Can you write out all of the material below, word for word?

[Figure data in JSON]
· · · ·
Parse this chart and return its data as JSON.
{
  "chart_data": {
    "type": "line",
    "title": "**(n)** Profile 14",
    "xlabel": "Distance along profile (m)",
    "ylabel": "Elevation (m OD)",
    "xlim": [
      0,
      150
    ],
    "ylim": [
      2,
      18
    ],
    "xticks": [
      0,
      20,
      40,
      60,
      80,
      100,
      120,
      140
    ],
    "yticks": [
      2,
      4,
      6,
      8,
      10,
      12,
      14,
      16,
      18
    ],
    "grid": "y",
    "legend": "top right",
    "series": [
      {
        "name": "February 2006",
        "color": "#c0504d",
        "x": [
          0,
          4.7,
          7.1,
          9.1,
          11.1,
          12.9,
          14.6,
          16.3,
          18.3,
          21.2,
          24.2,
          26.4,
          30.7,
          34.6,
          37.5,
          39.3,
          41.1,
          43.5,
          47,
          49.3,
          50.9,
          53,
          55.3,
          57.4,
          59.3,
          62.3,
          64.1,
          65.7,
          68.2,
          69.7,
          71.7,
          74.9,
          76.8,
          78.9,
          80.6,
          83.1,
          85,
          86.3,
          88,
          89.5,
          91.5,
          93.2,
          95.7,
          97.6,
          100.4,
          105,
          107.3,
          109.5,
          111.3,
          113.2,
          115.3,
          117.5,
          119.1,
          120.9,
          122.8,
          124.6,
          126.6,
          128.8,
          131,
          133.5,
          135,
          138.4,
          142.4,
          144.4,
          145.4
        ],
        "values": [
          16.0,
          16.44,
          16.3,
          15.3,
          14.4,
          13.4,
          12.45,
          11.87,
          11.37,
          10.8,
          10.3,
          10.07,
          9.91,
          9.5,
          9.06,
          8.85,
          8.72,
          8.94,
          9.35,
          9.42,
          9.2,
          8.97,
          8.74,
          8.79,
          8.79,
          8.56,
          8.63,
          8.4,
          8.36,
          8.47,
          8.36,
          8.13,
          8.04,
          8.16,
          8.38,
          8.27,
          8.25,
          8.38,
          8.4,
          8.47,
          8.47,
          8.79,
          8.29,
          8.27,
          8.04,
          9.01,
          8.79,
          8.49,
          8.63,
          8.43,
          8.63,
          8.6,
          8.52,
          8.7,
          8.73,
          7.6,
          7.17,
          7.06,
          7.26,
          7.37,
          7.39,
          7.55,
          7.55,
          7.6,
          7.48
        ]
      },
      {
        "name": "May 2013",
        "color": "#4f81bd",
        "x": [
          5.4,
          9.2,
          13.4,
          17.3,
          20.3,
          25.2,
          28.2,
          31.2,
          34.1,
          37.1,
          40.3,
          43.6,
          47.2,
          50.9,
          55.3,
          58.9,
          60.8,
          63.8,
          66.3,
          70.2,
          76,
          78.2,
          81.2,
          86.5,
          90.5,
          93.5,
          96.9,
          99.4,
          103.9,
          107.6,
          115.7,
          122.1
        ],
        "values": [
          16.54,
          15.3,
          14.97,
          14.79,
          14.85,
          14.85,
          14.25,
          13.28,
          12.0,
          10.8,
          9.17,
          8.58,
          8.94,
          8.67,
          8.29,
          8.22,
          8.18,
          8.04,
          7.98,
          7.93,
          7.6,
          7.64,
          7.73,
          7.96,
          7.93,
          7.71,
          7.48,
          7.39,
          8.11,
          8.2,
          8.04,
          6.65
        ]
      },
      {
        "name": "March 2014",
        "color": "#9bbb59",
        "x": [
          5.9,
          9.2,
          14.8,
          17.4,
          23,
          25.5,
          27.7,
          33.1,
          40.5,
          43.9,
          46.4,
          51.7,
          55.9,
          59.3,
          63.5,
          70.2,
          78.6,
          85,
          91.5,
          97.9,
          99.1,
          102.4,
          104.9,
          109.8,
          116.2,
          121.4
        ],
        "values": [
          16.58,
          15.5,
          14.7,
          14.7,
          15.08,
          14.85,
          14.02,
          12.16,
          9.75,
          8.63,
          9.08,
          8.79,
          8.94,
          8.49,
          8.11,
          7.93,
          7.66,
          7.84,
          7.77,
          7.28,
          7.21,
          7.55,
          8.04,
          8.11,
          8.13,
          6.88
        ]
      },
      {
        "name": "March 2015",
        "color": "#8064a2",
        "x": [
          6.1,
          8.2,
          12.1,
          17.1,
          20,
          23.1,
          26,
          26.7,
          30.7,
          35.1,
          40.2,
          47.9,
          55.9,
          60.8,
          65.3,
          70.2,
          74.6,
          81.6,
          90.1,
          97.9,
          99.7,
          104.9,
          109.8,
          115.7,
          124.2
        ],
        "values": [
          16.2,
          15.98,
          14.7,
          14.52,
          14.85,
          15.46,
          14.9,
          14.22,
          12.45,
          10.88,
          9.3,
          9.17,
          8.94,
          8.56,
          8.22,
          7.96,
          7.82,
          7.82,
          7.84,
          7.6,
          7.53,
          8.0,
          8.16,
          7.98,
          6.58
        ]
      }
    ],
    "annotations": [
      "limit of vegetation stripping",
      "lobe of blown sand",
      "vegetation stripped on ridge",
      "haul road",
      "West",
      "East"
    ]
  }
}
· · · ·
COMPLETED TASK:
Parse this chart and return its data as JSON.
{
  "chart_data": {
    "type": "line",
    "title": "**(n)** Profile 14",
    "xlabel": "Distance along profile (m)",
    "ylabel": "Elevation (m OD)",
    "xlim": [
      0,
      150
    ],
    "ylim": [
      2,
      18
    ],
    "xticks": [
      0,
      20,
      40,
      60,
      80,
      100,
      120,
      140
    ],
    "yticks": [
      2,
      4,
      6,
      8,
      10,
      12,
      14,
      16,
      18
    ],
    "grid": "y",
    "legend": "top right",
    "series": [
      {
        "name": "February 2006",
        "color": "#c0504d",
        "x": [
          0,
          4.7,
          7.1,
          9.1,
          11.1,
          12.9,
          14.6,
          16.3,
          18.3,
          21.2,
          24.2,
          26.4,
          30.7,
          34.6,
          37.5,
          39.3,
          41.1,
          43.5,
          47,
          49.3,
          50.9,
          53,
          55.3,
          57.4,
          59.3,
          62.3,
          64.1,
          65.7,
          68.2,
          69.7,
          71.7,
          74.9,
          76.8,
          78.9,
          80.6,
          83.1,
          85,
          86.3,
          88,
          89.5,
          91.5,
          93.2,
          95.7,
          97.6,
          100.4,
          105,
          107.3,
          109.5,
          111.3,
          113.2,
          115.3,
          117.5,
          119.1,
          120.9,
          122.8,
          124.6,
          126.6,
          128.8,
          131,
          133.5,
          135,
          138.4,
          142.4,
          144.4,
          145.4
        ],
        "values": [
          16.0,
          16.44,
          16.3,
          15.3,
          14.4,
          13.4,
          12.45,
          11.87,
          11.37,
          10.8,
          10.3,
          10.07,
          9.91,
          9.5,
          9.06,
          8.85,
          8.72,
          8.94,
          9.35,
          9.42,
          9.2,
          8.97,
          8.74,
          8.79,
          8.79,
          8.56,
          8.63,
          8.4,
          8.36,
          8.47,
          8.36,
          8.13,
          8.04,
          8.16,
          8.38,
          8.27,
          8.25,
          8.38,
          8.4,
          8.47,
          8.47,
          8.79,
          8.29,
          8.27,
          8.04,
          9.01,
          8.79,
          8.49,
          8.63,
          8.43,
          8.63,
          8.6,
          8.52,
          8.7,
          8.73,
          7.6,
          7.17,
          7.06,
          7.26,
          7.37,
          7.39,
          7.55,
          7.55,
          7.6,
          7.48
        ]
      },
      {
        "name": "May 2013",
        "color": "#4f81bd",
        "x": [
          5.4,
          9.2,
          13.4,
          17.3,
          20.3,
          25.2,
          28.2,
          31.2,
          34.1,
          37.1,
          40.3,
          43.6,
          47.2,
          50.9,
          55.3,
          58.9,
          60.8,
          63.8,
          66.3,
          70.2,
          76,
          78.2,
          81.2,
          86.5,
          90.5,
          93.5,
          96.9,
          99.4,
          103.9,
          107.6,
          115.7,
          122.1
        ],
        "values": [
          16.54,
          15.3,
          14.97,
          14.79,
          14.85,
          14.85,
          14.25,
          13.28,
          12.0,
          10.8,
          9.17,
          8.58,
          8.94,
          8.67,
          8.29,
          8.22,
          8.18,
          8.04,
          7.98,
          7.93,
          7.6,
          7.64,
          7.73,
          7.96,
          7.93,
          7.71,
          7.48,
          7.39,
          8.11,
          8.2,
          8.04,
          6.65
        ]
      },
      {
        "name": "March 2014",
        "color": "#9bbb59",
        "x": [
          5.9,
          9.2,
          14.8,
          17.4,
          23,
          25.5,
          27.7,
          33.1,
          40.5,
          43.9,
          46.4,
          51.7,
          55.9,
          59.3,
          63.5,
          70.2,
          78.6,
          85,
          91.5,
          97.9,
          99.1,
          102.4,
          104.9,
          109.8,
          116.2,
          121.4
        ],
        "values": [
          16.58,
          15.5,
          14.7,
          14.7,
          15.08,
          14.85,
          14.02,
          12.16,
          9.75,
          8.63,
          9.08,
          8.79,
          8.94,
          8.49,
          8.11,
          7.93,
          7.66,
          7.84,
          7.77,
          7.28,
          7.21,
          7.55,
          8.04,
          8.11,
          8.13,
          6.88
        ]
      },
      {
        "name": "March 2015",
        "color": "#8064a2",
        "x": [
          6.1,
          8.2,
          12.1,
          17.1,
          20,
          23.1,
          26,
          26.7,
          30.7,
          35.1,
          40.2,
          47.9,
          55.9,
          60.8,
          65.3,
          70.2,
          74.6,
          81.6,
          90.1,
          97.9,
          99.7,
          104.9,
          109.8,
          115.7,
          124.2
        ],
        "values": [
          16.2,
          15.98,
          14.7,
          14.52,
          14.85,
          15.46,
          14.9,
          14.22,
          12.45,
          10.88,
          9.3,
          9.17,
          8.94,
          8.56,
          8.22,
          7.96,
          7.82,
          7.82,
          7.84,
          7.6,
          7.53,
          8.0,
          8.16,
          7.98,
          6.58
        ]
      }
    ],
    "annotations": [
      "limit of vegetation stripping",
      "lobe of blown sand",
      "vegetation stripped on ridge",
      "haul road",
      "West",
      "East"
    ]
  }
}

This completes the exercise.